**Short task**
Produce an exact copy of all the data below, dropping every image.

---------- Extracted data

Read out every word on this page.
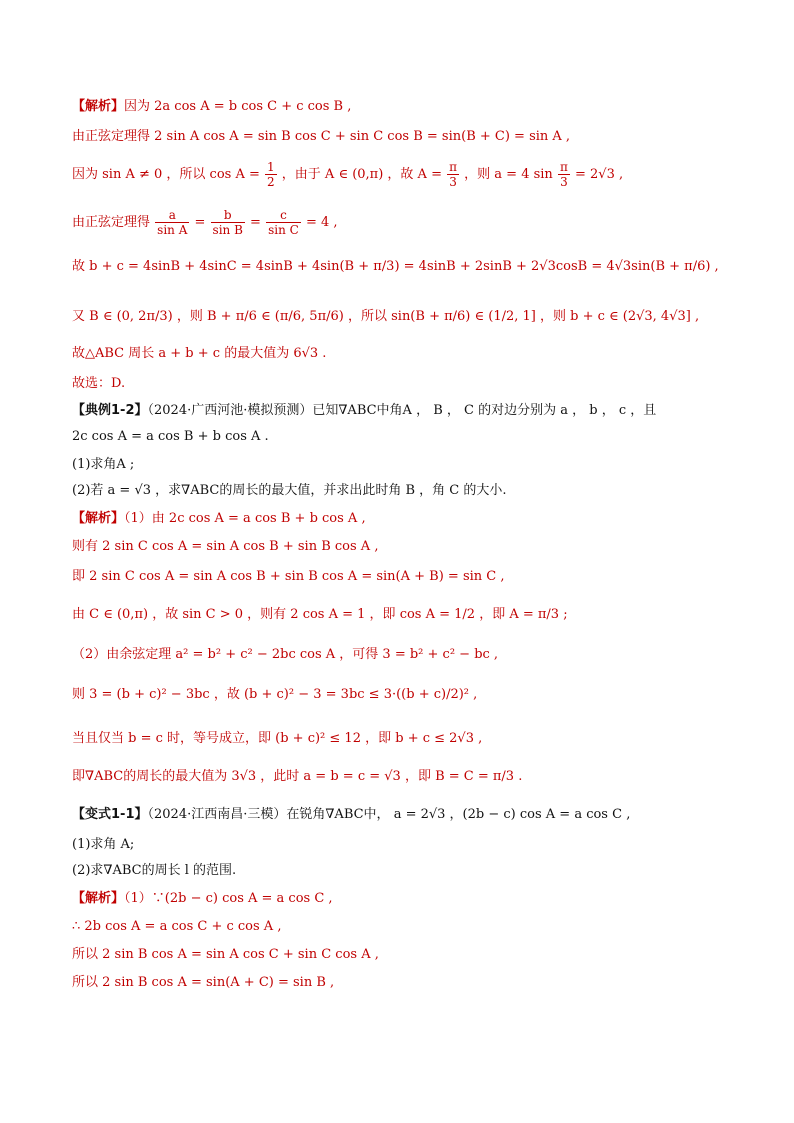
【解析】因为 2a cos A = b cos C + c cos B ,
由正弦定理得 2 sin A cos A = sin B cos C + sin C cos B = sin(B + C) = sin A ,
因为 sin A ≠ 0 ，所以 $\cos A = \frac{1}{2}$ ，由于 A ∈ (0,π) ，故 $A = \frac{\pi}{3}$ ，则 a = 4 $\sin \frac{\pi}{3} = 2√3$ ,
由正弦定理得 $\frac{a}{\text{sin A}} = \frac{b}{\text{sin B}} = \frac{c}{\text{sin C}} = 4$ ,
故 b + c = 4sinB + 4sinC = 4sinB + 4sin(B + π/3) = 4sinB + 2sinB + 2√3cosB = 4√3sin(B + π/6) ,
又 B ∈ (0, 2π/3) ，则 B + π/6 ∈ (π/6, 5π/6) ，所以 sin(B + π/6) ∈ (1/2, 1] ，则 b + c ∈ (2√3, 4√3] ,
故△ABC 周长 a + b + c 的最大值为 6√3 .
故选：D.
【典例1-2】（2024·广西河池·模拟预测）已知∇ABC中角A ， B ， C 的对边分别为 a ， b ， c ，且
2c cos A = a cos B + b cos A .
(1)求角A ;
(2)若 a = √3 ，求∇ABC的周长的最大值，并求出此时角 B ，角 C 的大小.
【解析】（1）由 2c cos A = a cos B + b cos A ,
则有 2 sin C cos A = sin A cos B + sin B cos A ,
即 2 sin C cos A = sin A cos B + sin B cos A = sin(A + B) = sin C ,
由 C ∈ (0,π) ，故 sin C > 0 ，则有 2 cos A = 1 ，即 cos A = 1/2 ，即 A = π/3 ;
（2）由余弦定理 a² = b² + c² − 2bc cos A ，可得 3 = b² + c² − bc ,
则 3 = (b + c)² − 3bc ，故 (b + c)² − 3 = 3bc ≤ 3·((b + c)/2)² ,
当且仅当 b = c 时，等号成立，即 (b + c)² ≤ 12 ，即 b + c ≤ 2√3 ,
即∇ABC的周长的最大值为 3√3 ，此时 a = b = c = √3 ，即 B = C = π/3 .
【变式1-1】（2024·江西南昌·三模）在锐角∇ABC中， a = 2√3 ，(2b − c) cos A = a cos C ,
(1)求角 A;
(2)求∇ABC的周长 l 的范围.
【解析】（1）∵(2b − c) cos A = a cos C ,
∴ 2b cos A = a cos C + c cos A ,
所以 2 sin B cos A = sin A cos C + sin C cos A ,
所以 2 sin B cos A = sin(A + C) = sin B ,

--------------------

**Worked answer**
Read out every word on this page.
【解析】因为 2a cos A = b cos C + c cos B ,
由正弦定理得 2 sin A cos A = sin B cos C + sin C cos B = sin(B + C) = sin A ,
因为 sin A ≠ 0 ，所以 $\cos A = \frac{1}{2}$ ，由于 A ∈ (0,π) ，故 $A = \frac{\pi}{3}$ ，则 a = 4 $\sin \frac{\pi}{3} = 2√3$ ,
由正弦定理得 $\frac{a}{\text{sin A}} = \frac{b}{\text{sin B}} = \frac{c}{\text{sin C}} = 4$ ,
故 b + c = 4sinB + 4sinC = 4sinB + 4sin(B + π/3) = 4sinB + 2sinB + 2√3cosB = 4√3sin(B + π/6) ,
又 B ∈ (0, 2π/3) ，则 B + π/6 ∈ (π/6, 5π/6) ，所以 sin(B + π/6) ∈ (1/2, 1] ，则 b + c ∈ (2√3, 4√3] ,
故△ABC 周长 a + b + c 的最大值为 6√3 .
故选：D.
【典例1-2】（2024·广西河池·模拟预测）已知∇ABC中角A ， B ， C 的对边分别为 a ， b ， c ，且
2c cos A = a cos B + b cos A .
(1)求角A ;
(2)若 a = √3 ，求∇ABC的周长的最大值，并求出此时角 B ，角 C 的大小.
【解析】（1）由 2c cos A = a cos B + b cos A ,
则有 2 sin C cos A = sin A cos B + sin B cos A ,
即 2 sin C cos A = sin A cos B + sin B cos A = sin(A + B) = sin C ,
由 C ∈ (0,π) ，故 sin C > 0 ，则有 2 cos A = 1 ，即 cos A = 1/2 ，即 A = π/3 ;
（2）由余弦定理 a² = b² + c² − 2bc cos A ，可得 3 = b² + c² − bc ,
则 3 = (b + c)² − 3bc ，故 (b + c)² − 3 = 3bc ≤ 3·((b + c)/2)² ,
当且仅当 b = c 时，等号成立，即 (b + c)² ≤ 12 ，即 b + c ≤ 2√3 ,
即∇ABC的周长的最大值为 3√3 ，此时 a = b = c = √3 ，即 B = C = π/3 .
【变式1-1】（2024·江西南昌·三模）在锐角∇ABC中， a = 2√3 ，(2b − c) cos A = a cos C ,
(1)求角 A;
(2)求∇ABC的周长 l 的范围.
【解析】（1）∵(2b − c) cos A = a cos C ,
∴ 2b cos A = a cos C + c cos A ,
所以 2 sin B cos A = sin A cos C + sin C cos A ,
所以 2 sin B cos A = sin(A + C) = sin B ,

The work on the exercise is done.